[START MATERIAL TO PROCESS]
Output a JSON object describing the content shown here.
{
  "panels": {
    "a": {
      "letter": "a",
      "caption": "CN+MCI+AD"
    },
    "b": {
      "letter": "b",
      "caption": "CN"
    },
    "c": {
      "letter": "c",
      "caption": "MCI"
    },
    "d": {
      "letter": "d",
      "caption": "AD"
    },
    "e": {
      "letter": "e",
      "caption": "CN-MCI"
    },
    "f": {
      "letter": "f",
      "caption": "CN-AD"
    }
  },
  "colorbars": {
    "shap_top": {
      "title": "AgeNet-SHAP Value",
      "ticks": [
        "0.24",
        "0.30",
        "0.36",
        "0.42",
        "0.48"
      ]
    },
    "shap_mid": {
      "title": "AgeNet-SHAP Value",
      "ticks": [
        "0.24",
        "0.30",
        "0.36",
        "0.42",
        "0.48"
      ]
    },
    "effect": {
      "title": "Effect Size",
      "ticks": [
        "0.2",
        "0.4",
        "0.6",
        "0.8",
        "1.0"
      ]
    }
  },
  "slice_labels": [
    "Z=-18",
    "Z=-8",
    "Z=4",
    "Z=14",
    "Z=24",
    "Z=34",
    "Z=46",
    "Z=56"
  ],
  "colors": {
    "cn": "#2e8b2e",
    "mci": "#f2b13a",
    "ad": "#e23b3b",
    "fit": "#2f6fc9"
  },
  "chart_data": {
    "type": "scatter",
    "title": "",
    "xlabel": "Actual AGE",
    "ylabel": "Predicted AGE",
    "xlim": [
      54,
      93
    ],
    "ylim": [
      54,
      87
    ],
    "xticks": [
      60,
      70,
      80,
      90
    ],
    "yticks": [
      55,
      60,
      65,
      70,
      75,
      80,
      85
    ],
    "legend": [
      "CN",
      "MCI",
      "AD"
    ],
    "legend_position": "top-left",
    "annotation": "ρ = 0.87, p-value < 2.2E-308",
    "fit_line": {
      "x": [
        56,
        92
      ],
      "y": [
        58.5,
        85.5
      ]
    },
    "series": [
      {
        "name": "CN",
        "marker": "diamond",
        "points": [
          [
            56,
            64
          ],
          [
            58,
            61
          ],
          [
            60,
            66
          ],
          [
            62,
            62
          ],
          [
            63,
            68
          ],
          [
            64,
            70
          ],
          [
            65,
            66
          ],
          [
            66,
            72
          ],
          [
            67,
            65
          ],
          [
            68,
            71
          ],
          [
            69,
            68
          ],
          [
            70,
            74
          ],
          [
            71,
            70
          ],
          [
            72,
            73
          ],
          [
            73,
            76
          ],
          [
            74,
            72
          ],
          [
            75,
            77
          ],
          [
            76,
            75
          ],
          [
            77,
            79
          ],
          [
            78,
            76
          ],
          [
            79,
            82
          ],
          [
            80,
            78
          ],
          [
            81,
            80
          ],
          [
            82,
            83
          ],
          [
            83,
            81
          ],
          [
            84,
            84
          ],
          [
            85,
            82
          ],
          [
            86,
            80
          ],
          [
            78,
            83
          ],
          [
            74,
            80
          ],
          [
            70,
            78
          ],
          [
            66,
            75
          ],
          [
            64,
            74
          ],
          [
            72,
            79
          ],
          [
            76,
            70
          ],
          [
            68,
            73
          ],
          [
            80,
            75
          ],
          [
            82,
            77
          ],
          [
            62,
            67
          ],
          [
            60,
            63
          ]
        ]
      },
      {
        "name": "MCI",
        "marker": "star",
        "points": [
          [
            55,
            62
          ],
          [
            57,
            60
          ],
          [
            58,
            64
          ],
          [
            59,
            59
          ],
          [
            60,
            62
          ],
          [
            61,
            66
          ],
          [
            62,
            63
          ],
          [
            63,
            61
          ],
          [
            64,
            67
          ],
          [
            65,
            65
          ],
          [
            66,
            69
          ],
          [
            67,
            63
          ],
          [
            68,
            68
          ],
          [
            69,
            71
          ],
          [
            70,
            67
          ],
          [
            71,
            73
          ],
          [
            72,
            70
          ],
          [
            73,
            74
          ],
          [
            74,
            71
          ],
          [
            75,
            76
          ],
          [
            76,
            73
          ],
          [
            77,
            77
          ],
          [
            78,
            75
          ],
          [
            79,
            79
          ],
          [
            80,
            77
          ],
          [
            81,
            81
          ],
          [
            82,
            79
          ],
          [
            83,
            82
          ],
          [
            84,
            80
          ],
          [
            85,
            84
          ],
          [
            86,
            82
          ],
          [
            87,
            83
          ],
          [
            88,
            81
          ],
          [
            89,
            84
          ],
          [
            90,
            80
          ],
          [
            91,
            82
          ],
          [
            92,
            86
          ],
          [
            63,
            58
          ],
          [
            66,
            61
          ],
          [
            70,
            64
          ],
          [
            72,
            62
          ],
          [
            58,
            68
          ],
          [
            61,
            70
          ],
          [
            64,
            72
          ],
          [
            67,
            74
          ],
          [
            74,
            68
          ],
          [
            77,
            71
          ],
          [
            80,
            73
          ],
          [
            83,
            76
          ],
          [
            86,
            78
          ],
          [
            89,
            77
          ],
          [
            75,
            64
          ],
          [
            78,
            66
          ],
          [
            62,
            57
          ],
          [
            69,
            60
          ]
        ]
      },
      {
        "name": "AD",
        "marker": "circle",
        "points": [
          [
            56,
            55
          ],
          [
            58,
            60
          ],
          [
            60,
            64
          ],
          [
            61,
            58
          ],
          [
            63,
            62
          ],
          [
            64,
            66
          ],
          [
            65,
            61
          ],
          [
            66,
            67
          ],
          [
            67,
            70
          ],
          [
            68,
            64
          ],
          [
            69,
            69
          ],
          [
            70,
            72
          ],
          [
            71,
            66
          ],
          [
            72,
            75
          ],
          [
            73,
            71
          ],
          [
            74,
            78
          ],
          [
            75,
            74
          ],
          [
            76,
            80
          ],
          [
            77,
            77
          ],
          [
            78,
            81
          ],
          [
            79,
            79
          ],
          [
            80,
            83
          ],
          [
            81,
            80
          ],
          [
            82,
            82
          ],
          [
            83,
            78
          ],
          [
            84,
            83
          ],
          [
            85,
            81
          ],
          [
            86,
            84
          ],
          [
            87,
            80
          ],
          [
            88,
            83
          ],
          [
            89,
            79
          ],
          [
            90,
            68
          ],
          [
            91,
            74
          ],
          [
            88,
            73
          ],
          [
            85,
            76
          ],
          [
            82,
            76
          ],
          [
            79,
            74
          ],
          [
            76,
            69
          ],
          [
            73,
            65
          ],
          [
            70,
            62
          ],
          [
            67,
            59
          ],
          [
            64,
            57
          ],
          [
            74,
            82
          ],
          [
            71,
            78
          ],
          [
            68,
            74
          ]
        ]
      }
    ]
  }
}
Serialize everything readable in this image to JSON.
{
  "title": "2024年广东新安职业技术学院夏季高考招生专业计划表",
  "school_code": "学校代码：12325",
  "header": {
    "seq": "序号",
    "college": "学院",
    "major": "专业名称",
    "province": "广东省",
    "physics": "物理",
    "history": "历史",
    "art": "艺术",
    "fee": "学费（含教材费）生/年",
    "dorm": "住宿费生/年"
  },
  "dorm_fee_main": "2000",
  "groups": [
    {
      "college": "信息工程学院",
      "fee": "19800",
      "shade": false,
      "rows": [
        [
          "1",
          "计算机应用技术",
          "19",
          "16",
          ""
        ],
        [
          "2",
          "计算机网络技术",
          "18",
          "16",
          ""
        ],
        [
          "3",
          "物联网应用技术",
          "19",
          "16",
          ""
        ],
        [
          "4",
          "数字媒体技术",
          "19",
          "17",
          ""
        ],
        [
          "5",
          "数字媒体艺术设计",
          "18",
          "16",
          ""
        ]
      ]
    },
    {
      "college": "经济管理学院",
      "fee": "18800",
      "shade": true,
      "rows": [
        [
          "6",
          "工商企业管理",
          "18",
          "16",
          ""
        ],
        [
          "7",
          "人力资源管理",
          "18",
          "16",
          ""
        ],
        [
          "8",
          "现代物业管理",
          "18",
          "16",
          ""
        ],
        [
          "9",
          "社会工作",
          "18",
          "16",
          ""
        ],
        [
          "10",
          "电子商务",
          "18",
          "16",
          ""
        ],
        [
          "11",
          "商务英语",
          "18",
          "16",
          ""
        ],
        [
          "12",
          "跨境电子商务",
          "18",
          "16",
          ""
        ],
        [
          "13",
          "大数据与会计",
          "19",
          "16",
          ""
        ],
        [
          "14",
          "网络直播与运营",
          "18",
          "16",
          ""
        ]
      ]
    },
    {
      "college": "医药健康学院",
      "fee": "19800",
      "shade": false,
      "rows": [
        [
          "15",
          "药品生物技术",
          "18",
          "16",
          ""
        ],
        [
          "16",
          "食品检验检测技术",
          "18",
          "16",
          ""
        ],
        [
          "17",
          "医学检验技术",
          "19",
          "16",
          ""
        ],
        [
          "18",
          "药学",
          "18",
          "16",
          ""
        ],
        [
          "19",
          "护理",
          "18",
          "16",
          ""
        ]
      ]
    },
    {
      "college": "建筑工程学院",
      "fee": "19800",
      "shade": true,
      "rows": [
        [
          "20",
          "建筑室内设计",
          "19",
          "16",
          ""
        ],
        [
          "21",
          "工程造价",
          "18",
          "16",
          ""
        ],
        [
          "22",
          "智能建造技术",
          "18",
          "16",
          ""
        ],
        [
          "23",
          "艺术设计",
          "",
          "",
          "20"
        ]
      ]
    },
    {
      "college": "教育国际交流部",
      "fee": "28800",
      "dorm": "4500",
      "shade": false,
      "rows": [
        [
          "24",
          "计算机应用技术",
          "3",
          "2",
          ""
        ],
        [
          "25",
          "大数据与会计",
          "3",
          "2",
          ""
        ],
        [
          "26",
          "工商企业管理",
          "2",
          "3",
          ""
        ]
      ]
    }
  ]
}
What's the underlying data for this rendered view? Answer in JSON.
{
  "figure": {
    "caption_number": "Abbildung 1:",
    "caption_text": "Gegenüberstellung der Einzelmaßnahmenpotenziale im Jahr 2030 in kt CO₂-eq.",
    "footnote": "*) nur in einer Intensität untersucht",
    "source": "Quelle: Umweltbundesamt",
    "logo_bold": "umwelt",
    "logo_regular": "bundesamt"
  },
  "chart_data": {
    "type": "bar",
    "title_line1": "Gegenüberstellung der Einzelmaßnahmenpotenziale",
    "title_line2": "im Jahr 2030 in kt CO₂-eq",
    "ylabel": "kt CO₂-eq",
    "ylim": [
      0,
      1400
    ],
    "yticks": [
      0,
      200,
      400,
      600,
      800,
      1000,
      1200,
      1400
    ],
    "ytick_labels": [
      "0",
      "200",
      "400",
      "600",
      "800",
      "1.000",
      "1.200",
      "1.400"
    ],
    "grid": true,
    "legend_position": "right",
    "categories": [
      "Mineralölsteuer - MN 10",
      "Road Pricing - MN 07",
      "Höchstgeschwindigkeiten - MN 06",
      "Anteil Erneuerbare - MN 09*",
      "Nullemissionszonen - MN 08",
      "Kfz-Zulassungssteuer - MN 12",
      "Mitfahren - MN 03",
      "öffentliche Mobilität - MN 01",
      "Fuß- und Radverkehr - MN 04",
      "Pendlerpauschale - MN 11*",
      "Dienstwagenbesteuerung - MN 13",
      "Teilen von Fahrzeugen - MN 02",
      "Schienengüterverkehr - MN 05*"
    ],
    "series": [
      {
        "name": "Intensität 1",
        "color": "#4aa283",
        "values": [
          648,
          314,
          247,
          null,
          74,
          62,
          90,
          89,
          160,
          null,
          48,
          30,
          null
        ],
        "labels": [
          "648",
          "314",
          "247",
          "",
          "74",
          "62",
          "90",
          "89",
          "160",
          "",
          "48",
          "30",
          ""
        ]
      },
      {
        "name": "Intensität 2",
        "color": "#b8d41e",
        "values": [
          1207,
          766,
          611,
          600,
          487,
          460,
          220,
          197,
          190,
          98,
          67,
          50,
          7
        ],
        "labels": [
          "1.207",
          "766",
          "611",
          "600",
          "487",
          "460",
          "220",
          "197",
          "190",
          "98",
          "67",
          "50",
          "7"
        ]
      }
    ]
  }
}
[END MATERIAL TO PROCESS]
* [PROBLEM]
Determine how many lines of the data contain the word "Gegenüberstellung", and reply with that number only.

* [ANSWER TO THE EXERCISE]
2